→ Material provided
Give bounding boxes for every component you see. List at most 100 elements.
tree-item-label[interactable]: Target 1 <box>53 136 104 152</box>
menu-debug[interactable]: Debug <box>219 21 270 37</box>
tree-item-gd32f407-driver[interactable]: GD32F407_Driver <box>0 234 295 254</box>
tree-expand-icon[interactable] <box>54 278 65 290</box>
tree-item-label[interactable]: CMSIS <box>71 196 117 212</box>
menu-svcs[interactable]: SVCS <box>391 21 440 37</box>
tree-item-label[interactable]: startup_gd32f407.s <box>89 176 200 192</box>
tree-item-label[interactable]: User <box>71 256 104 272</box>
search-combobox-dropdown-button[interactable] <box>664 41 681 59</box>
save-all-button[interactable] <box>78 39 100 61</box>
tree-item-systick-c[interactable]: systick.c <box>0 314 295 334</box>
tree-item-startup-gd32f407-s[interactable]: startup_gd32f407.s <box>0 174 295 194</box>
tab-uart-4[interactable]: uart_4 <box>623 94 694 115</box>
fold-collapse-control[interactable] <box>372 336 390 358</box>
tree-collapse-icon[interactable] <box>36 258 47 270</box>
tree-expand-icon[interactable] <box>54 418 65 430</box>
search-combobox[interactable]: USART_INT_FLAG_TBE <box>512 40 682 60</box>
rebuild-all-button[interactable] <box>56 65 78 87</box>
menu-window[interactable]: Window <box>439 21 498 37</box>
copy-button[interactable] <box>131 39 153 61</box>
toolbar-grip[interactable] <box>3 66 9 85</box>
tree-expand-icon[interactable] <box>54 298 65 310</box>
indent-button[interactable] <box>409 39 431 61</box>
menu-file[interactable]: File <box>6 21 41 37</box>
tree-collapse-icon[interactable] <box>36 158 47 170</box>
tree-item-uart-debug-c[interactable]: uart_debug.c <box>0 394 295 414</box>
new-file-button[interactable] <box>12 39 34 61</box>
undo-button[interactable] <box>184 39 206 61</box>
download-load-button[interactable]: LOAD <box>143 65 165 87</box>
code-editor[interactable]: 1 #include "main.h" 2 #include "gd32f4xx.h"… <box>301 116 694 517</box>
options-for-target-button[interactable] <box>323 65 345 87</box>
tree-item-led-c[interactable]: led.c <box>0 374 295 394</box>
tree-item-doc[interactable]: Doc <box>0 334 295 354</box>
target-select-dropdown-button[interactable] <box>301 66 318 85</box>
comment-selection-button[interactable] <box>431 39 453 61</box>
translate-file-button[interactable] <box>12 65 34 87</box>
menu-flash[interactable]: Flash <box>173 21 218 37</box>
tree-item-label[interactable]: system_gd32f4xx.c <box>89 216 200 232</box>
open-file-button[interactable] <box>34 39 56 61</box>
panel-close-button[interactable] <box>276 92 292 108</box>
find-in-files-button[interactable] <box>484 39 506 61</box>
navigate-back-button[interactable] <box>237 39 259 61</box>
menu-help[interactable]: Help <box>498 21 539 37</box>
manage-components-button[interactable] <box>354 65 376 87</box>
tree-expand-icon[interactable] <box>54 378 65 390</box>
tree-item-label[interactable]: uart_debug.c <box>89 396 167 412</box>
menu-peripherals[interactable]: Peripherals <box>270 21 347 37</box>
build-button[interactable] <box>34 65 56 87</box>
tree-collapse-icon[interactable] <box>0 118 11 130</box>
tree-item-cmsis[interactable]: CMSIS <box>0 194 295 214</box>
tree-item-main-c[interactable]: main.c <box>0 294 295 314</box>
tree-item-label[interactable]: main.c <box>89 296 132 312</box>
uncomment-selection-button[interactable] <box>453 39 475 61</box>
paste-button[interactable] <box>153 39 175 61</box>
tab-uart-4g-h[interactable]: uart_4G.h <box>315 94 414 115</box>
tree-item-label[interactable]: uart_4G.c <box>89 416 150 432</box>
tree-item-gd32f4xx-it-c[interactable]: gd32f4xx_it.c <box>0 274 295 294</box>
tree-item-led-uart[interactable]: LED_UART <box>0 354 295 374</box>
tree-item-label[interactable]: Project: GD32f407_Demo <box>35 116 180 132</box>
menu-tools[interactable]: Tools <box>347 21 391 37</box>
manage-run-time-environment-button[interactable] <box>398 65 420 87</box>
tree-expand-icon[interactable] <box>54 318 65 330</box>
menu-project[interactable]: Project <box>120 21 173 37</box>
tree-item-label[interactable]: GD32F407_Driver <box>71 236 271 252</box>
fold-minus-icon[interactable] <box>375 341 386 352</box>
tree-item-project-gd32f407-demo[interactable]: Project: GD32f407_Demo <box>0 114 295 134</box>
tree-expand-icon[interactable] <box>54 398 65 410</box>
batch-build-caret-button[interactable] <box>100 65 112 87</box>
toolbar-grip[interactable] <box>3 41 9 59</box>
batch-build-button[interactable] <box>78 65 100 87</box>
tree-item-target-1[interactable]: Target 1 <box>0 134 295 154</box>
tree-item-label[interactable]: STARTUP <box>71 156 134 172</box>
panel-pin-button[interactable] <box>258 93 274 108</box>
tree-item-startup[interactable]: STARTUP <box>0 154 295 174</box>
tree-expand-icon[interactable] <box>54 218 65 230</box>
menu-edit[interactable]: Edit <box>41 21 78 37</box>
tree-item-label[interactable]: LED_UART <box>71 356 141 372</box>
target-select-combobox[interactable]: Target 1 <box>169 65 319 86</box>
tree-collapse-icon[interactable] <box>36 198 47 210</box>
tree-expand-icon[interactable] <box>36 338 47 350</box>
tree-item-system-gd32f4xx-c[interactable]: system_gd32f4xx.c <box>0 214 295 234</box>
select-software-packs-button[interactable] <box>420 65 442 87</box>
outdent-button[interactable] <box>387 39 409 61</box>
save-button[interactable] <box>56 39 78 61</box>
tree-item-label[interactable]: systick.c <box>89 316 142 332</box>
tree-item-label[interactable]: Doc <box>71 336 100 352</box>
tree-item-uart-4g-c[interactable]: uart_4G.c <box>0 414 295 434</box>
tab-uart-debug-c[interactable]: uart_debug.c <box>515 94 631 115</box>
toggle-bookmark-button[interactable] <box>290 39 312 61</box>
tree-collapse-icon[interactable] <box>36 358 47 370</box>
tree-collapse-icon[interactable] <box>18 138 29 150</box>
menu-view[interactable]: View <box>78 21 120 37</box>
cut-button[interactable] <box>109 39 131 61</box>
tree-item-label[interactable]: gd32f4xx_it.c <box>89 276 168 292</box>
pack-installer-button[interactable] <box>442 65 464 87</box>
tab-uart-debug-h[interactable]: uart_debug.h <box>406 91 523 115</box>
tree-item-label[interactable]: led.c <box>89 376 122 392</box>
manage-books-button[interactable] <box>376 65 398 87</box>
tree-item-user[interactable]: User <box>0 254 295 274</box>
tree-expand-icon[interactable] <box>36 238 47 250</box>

→ Goal
Please present each line of the data above as a numbered list, skipping any blank lines.

→ Written response
1. Give bounding boxes for every component you see. List at most 100 elements.
2. tree-item-label[interactable]: Target 1 <box>53 136 104 152</box>
3. menu-debug[interactable]: Debug <box>219 21 270 37</box>
4. tree-item-gd32f407-driver[interactable]: GD32F407_Driver <box>0 234 295 254</box>
5. tree-expand-icon[interactable] <box>54 278 65 290</box>
6. tree-item-label[interactable]: CMSIS <box>71 196 117 212</box>
7. menu-svcs[interactable]: SVCS <box>391 21 440 37</box>
8. tree-item-label[interactable]: startup_gd32f407.s <box>89 176 200 192</box>
9. tree-item-label[interactable]: User <box>71 256 104 272</box>
10. search-combobox-dropdown-button[interactable] <box>664 41 681 59</box>
11. save-all-button[interactable] <box>78 39 100 61</box>
12. tree-item-systick-c[interactable]: systick.c <box>0 314 295 334</box>
13. tree-item-startup-gd32f407-s[interactable]: startup_gd32f407.s <box>0 174 295 194</box>
14. tab-uart-4[interactable]: uart_4 <box>623 94 694 115</box>
15. fold-collapse-control[interactable] <box>372 336 390 358</box>
16. tree-collapse-icon[interactable] <box>36 258 47 270</box>
17. tree-expand-icon[interactable] <box>54 418 65 430</box>
18. search-combobox[interactable]: USART_INT_FLAG_TBE <box>512 40 682 60</box>
19. rebuild-all-button[interactable] <box>56 65 78 87</box>
20. menu-window[interactable]: Window <box>439 21 498 37</box>
21. copy-button[interactable] <box>131 39 153 61</box>
22. toolbar-grip[interactable] <box>3 66 9 85</box>
23. tree-expand-icon[interactable] <box>54 298 65 310</box>
24. indent-button[interactable] <box>409 39 431 61</box>
25. menu-file[interactable]: File <box>6 21 41 37</box>
26. tree-collapse-icon[interactable] <box>36 158 47 170</box>
27. tree-item-uart-debug-c[interactable]: uart_debug.c <box>0 394 295 414</box>
28. new-file-button[interactable] <box>12 39 34 61</box>
29. undo-button[interactable] <box>184 39 206 61</box>
30. download-load-button[interactable]: LOAD <box>143 65 165 87</box>
31. code-editor[interactable]: 1 #include "main.h" 2 #include "gd32f4xx.h"… <box>301 116 694 517</box>
32. options-for-target-button[interactable] <box>323 65 345 87</box>
33. tree-item-led-c[interactable]: led.c <box>0 374 295 394</box>
34. tree-item-doc[interactable]: Doc <box>0 334 295 354</box>
35. target-select-dropdown-button[interactable] <box>301 66 318 85</box>
36. comment-selection-button[interactable] <box>431 39 453 61</box>
37. translate-file-button[interactable] <box>12 65 34 87</box>
38. menu-flash[interactable]: Flash <box>173 21 218 37</box>
39. tree-item-label[interactable]: system_gd32f4xx.c <box>89 216 200 232</box>
40. open-file-button[interactable] <box>34 39 56 61</box>
41. panel-close-button[interactable] <box>276 92 292 108</box>
42. find-in-files-button[interactable] <box>484 39 506 61</box>
43. navigate-back-button[interactable] <box>237 39 259 61</box>
44. menu-help[interactable]: Help <box>498 21 539 37</box>
45. manage-components-button[interactable] <box>354 65 376 87</box>
46. tree-expand-icon[interactable] <box>54 378 65 390</box>
47. tree-item-label[interactable]: uart_debug.c <box>89 396 167 412</box>
48. menu-peripherals[interactable]: Peripherals <box>270 21 347 37</box>
49. build-button[interactable] <box>34 65 56 87</box>
50. tree-collapse-icon[interactable] <box>0 118 11 130</box>
51. tree-item-cmsis[interactable]: CMSIS <box>0 194 295 214</box>
52. tree-item-main-c[interactable]: main.c <box>0 294 295 314</box>
53. tree-item-label[interactable]: main.c <box>89 296 132 312</box>
54. uncomment-selection-button[interactable] <box>453 39 475 61</box>
55. paste-button[interactable] <box>153 39 175 61</box>
56. tab-uart-4g-h[interactable]: uart_4G.h <box>315 94 414 115</box>
57. tree-item-label[interactable]: uart_4G.c <box>89 416 150 432</box>
58. tree-item-gd32f4xx-it-c[interactable]: gd32f4xx_it.c <box>0 274 295 294</box>
59. tree-item-led-uart[interactable]: LED_UART <box>0 354 295 374</box>
60. tree-item-label[interactable]: Project: GD32f407_Demo <box>35 116 180 132</box>
61. menu-tools[interactable]: Tools <box>347 21 391 37</box>
62. manage-run-time-environment-button[interactable] <box>398 65 420 87</box>
63. tree-expand-icon[interactable] <box>54 318 65 330</box>
64. menu-project[interactable]: Project <box>120 21 173 37</box>
65. tree-item-label[interactable]: GD32F407_Driver <box>71 236 271 252</box>
66. fold-minus-icon[interactable] <box>375 341 386 352</box>
67. tree-item-project-gd32f407-demo[interactable]: Project: GD32f407_Demo <box>0 114 295 134</box>
68. tree-expand-icon[interactable] <box>54 398 65 410</box>
69. batch-build-caret-button[interactable] <box>100 65 112 87</box>
70. toolbar-grip[interactable] <box>3 41 9 59</box>
71. batch-build-button[interactable] <box>78 65 100 87</box>
72. tree-item-target-1[interactable]: Target 1 <box>0 134 295 154</box>
73. tree-item-label[interactable]: STARTUP <box>71 156 134 172</box>
74. panel-pin-button[interactable] <box>258 93 274 108</box>
75. tree-item-startup[interactable]: STARTUP <box>0 154 295 174</box>
76. tree-expand-icon[interactable] <box>54 218 65 230</box>
77. menu-edit[interactable]: Edit <box>41 21 78 37</box>
78. tree-item-label[interactable]: LED_UART <box>71 356 141 372</box>
79. target-select-combobox[interactable]: Target 1 <box>169 65 319 86</box>
80. tree-collapse-icon[interactable] <box>36 198 47 210</box>
81. tree-expand-icon[interactable] <box>36 338 47 350</box>
82. tree-item-system-gd32f4xx-c[interactable]: system_gd32f4xx.c <box>0 214 295 234</box>
83. select-software-packs-button[interactable] <box>420 65 442 87</box>
84. outdent-button[interactable] <box>387 39 409 61</box>
85. save-button[interactable] <box>56 39 78 61</box>
86. tree-item-label[interactable]: systick.c <box>89 316 142 332</box>
87. tree-item-label[interactable]: Doc <box>71 336 100 352</box>
88. tree-item-uart-4g-c[interactable]: uart_4G.c <box>0 414 295 434</box>
89. tab-uart-debug-c[interactable]: uart_debug.c <box>515 94 631 115</box>
90. toggle-bookmark-button[interactable] <box>290 39 312 61</box>
91. tree-collapse-icon[interactable] <box>36 358 47 370</box>
92. tree-collapse-icon[interactable] <box>18 138 29 150</box>
93. menu-view[interactable]: View <box>78 21 120 37</box>
94. cut-button[interactable] <box>109 39 131 61</box>
95. tree-item-label[interactable]: gd32f4xx_it.c <box>89 276 168 292</box>
96. pack-installer-button[interactable] <box>442 65 464 87</box>
97. tab-uart-debug-h[interactable]: uart_debug.h <box>406 91 523 115</box>
98. tree-item-label[interactable]: led.c <box>89 376 122 392</box>
99. manage-books-button[interactable] <box>376 65 398 87</box>
100. tree-item-user[interactable]: User <box>0 254 295 274</box>
101. tree-expand-icon[interactable] <box>36 238 47 250</box>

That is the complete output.